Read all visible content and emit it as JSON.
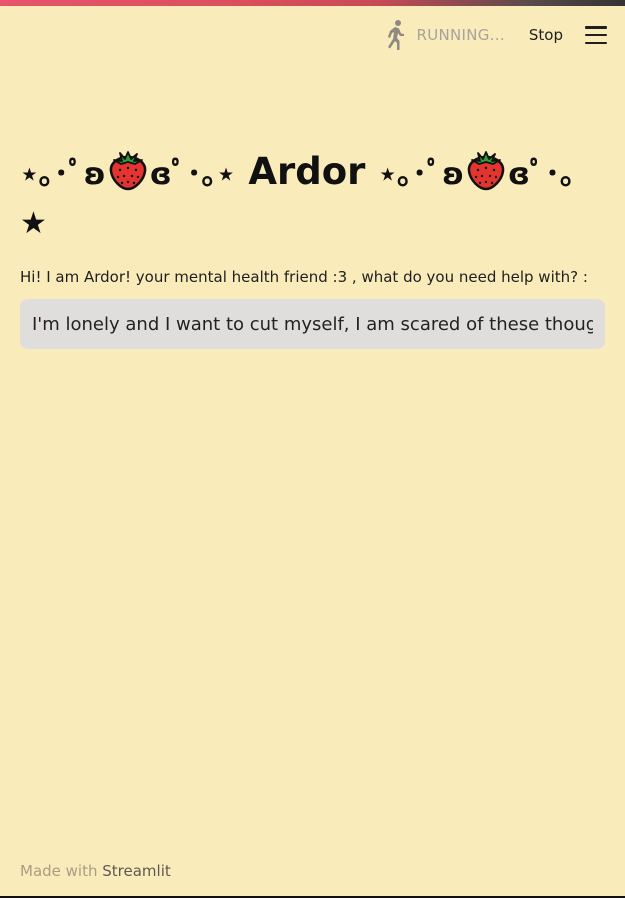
{
  "header": {
    "status_label": "RUNNING...",
    "stop_label": "Stop",
    "running_icon": "running-person-icon",
    "menu_icon": "hamburger-menu-icon"
  },
  "title": {
    "left_deco": "⋆｡･ﾟʚ",
    "right_deco_a": "ɞﾟ･｡⋆",
    "name": "Ardor",
    "left_deco_2": "⋆｡･ﾟʚ",
    "right_deco_b": "ɞﾟ･｡",
    "wrap_star": "★",
    "emoji": "strawberry-icon"
  },
  "main": {
    "prompt_label": "Hi! I am Ardor! your mental health friend :3 , what do you need help with? :",
    "input_value": "I'm lonely and I want to cut myself, I am scared of these thoughts, what should I do?"
  },
  "footer": {
    "prefix": "Made with",
    "brand": "Streamlit"
  },
  "colors": {
    "background": "#FAEBBB",
    "input_background": "#E0DDDD",
    "status_text": "#A7A39A"
  }
}
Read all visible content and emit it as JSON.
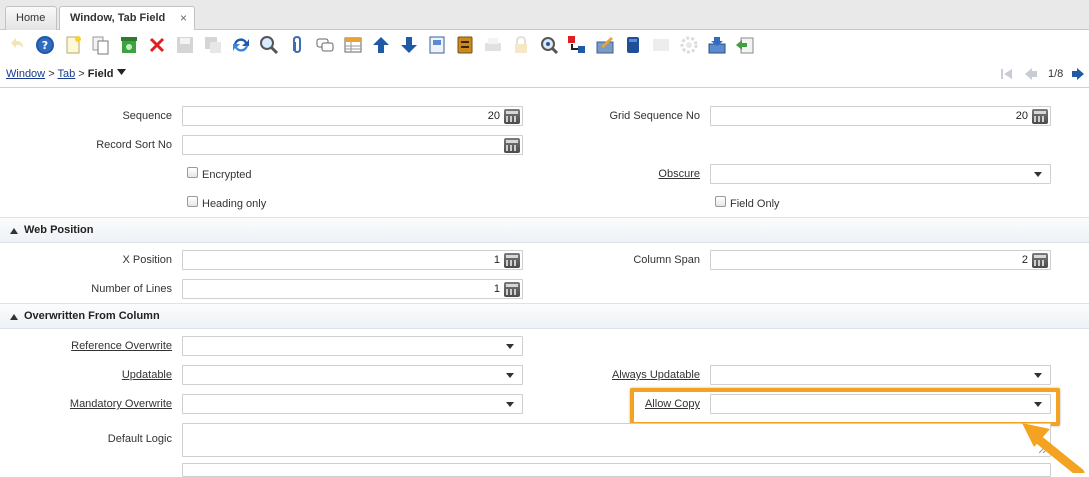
{
  "tabs": [
    {
      "label": "Home"
    },
    {
      "label": "Window, Tab Field",
      "close": "×"
    }
  ],
  "toolbar": {
    "buttons": [
      "undo-icon",
      "help-icon",
      "new-record-icon",
      "copy-record-icon",
      "delete-selected-icon",
      "delete-record-icon",
      "save-icon",
      "save-and-new-icon",
      "refresh-icon",
      "find-icon",
      "attachment-icon",
      "chat-icon",
      "grid-toggle-icon",
      "previous-record-icon",
      "next-record-icon",
      "report-icon",
      "archive-icon",
      "print-icon",
      "lock-icon",
      "zoom-across-icon",
      "active-workflows-icon",
      "requests-icon",
      "product-info-icon",
      "process-icon",
      "customize-icon",
      "export-icon",
      "import-icon"
    ]
  },
  "breadcrumb": {
    "window": "Window",
    "sep1": ">",
    "tab": "Tab",
    "sep2": ">",
    "current": "Field",
    "pager": "1/8"
  },
  "form": {
    "sequence": {
      "label": "Sequence",
      "value": "20"
    },
    "grid_sequence": {
      "label": "Grid Sequence No",
      "value": "20"
    },
    "record_sort": {
      "label": "Record Sort No",
      "value": ""
    },
    "encrypted": {
      "label": "Encrypted"
    },
    "obscure": {
      "label": "Obscure",
      "value": ""
    },
    "heading_only": {
      "label": "Heading only"
    },
    "field_only": {
      "label": "Field Only"
    }
  },
  "web_position": {
    "title": "Web Position",
    "x_position": {
      "label": "X Position",
      "value": "1"
    },
    "column_span": {
      "label": "Column Span",
      "value": "2"
    },
    "lines": {
      "label": "Number of Lines",
      "value": "1"
    }
  },
  "overwritten": {
    "title": "Overwritten From Column",
    "reference": {
      "label": "Reference Overwrite",
      "value": ""
    },
    "updatable": {
      "label": "Updatable",
      "value": ""
    },
    "always_updatable": {
      "label": "Always Updatable",
      "value": ""
    },
    "mandatory": {
      "label": "Mandatory Overwrite",
      "value": ""
    },
    "allow_copy": {
      "label": "Allow Copy",
      "value": ""
    },
    "default_logic": {
      "label": "Default Logic",
      "value": ""
    }
  },
  "colors": {
    "highlight": "#f3a321",
    "link": "#1a3a8c",
    "nav_arrow": "#1f5aa8"
  }
}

### DO THIS:
Extract from the data every line where "help" shows up.

### SOLUTION:
    "prompt_label": "Hi! I am Ardor! your mental health friend :3 , what do you need help with? :",
      "help-icon",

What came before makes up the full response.